■ Written request A ■
Using the passage below on the net debt of Discontinued Operations, decide whether each statement agrees with it. Answer yes or no and quote the deciding words. (i) About $150 million of the remaining 1995 repayment is expected to come from liquidating portfolio investments of Financial Services. (ii) The Corporation identified certain businesses as non-strategic during the third quarter of 1993. (iii) The noncash proceeds from the sale of WCI are expected to be about $100 million of mortgage receivables.
■ Written request B ■
Answer these questions from the passage below on the net debt of Discontinued Operations.
(i) What was the net debt of Discontinued Operations at December 31, 1994?
(ii) How much did the liquidation of Discontinued Operations assets reduce net debt in the first six months of 1995?
(iii) How much debt repayment is expected when cash is received from Continuing Operations in conjunction with the sale of WCI?

■ Passage shown ■
## Start

A summary of changes in net debt of Discontinued Operations for the first six
months of 1995 is presented in the table below:

CHANGES IN NET DEBT OF DISCONTINUED OPERATIONS
(in millions) (unaudited)

<TABLE>
<S>                                                                   <C>
Net Debt at December 31, 1994                                         $ 1,166

Liquidation of Discontinued Operations assets                            (159)
Cash used in operating activities of Discontinued Operations               50
Net cash received from Continuing Operations                               (6)
                                                                      ------- 
Net Debt at June 30, 1995                                             $ 1,051
                                                                      =======
</TABLE>

Of the remaining net debt of Discontinued Operations at June 30, 1995,
approximately $550 million is expected to be repaid during the remainder of
1995.  Approximately $150 million is expected to be repaid through the
liquidation of portfolio investments of Financial Services.  The remaining 1995
debt repayment of $400 million is expected to occur when cash is received from
Continuing Operations in conjunction with the sale of WCI.

Noncash proceeds from the sale of WCI of approximately $100 million of mortgage
receivables also are expected to be received from Continuing Operations.  The
Corporation believes that the debt of Discontinued Operations at year-end 1995
will be supportable by the assets of Discontinued Operations and can be repaid
as the portfolio liquidates over its contractual terms.

DISPOSITION OF NON-STRATEGIC BUSINESSES

During the fourth quarter of 1993, the Corporation identified certain
businesses as non-strategic and provided for the cost of their disposition.

## End

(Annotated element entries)
## Start

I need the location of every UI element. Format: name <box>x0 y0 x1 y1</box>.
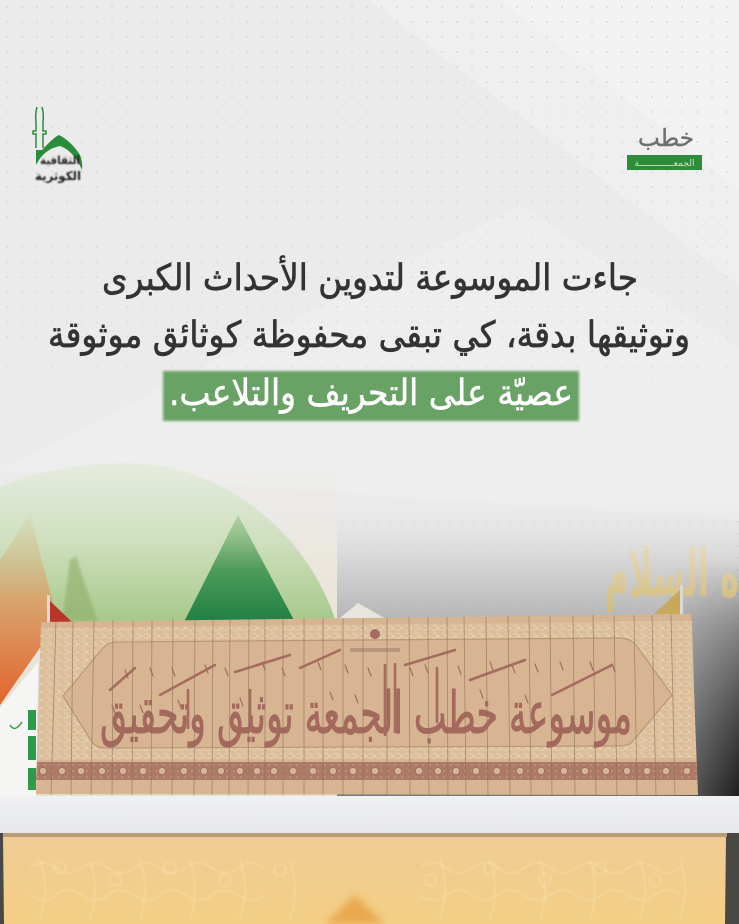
line 2: وتوثيقها بدقة، كي تبقى محفوظة كوثائق موثوقة <box>48 315 690 356</box>
series title: خطب <box>638 124 694 152</box>
small flags <box>47 585 683 625</box>
logo calligraphy: الكوثرية <box>35 169 81 184</box>
shelf <box>0 796 739 924</box>
orange flag fold <box>0 515 58 705</box>
green circle <box>0 463 336 622</box>
logo <box>33 107 82 184</box>
book set <box>36 614 698 795</box>
line 1: جاءت الموسوعة لتدوين الأحداث الكبرى <box>102 255 638 299</box>
gold panel <box>3 837 726 924</box>
background <box>6 6 728 382</box>
floral ornament <box>30 860 685 920</box>
minaret <box>33 107 46 148</box>
green triangle <box>184 515 295 622</box>
calligraphy title <box>100 650 632 748</box>
cartouche <box>63 638 672 748</box>
series badge <box>627 124 702 170</box>
bar label: الجمعـــــــــــــة <box>634 159 694 169</box>
lower band with volume numbers <box>36 762 697 780</box>
highlight box <box>163 371 579 421</box>
dome <box>36 135 82 170</box>
green bar <box>627 155 702 170</box>
logo calligraphy: الثقافية <box>40 154 80 167</box>
logo calligraphy <box>35 154 81 184</box>
line 3: عصيّة على التحريف والتلاعب. <box>169 373 573 414</box>
Iraqi flag <box>0 662 38 796</box>
grey wall <box>337 495 739 800</box>
main statement <box>48 255 690 421</box>
spine lines <box>51 615 675 795</box>
standing shadow <box>62 556 98 622</box>
publisher emblem <box>350 629 400 652</box>
photo backdrop <box>0 460 739 800</box>
book covers <box>36 614 698 795</box>
central point <box>325 895 385 924</box>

## End

■ Final result A ■
(i) Yes: "Approximately $150 million is expected to be repaid through the liquidation of portfolio investments of Financial Services."
(ii) No: "During the fourth quarter of 1993, the Corporation identified certain businesses as non-strategic"
(iii) Yes: "Noncash proceeds from the sale of WCI of approximately $100 million of mortgage receivables"

■ Final result B ■
(i) $1,166 million
(ii) $159 million
(iii) $400 million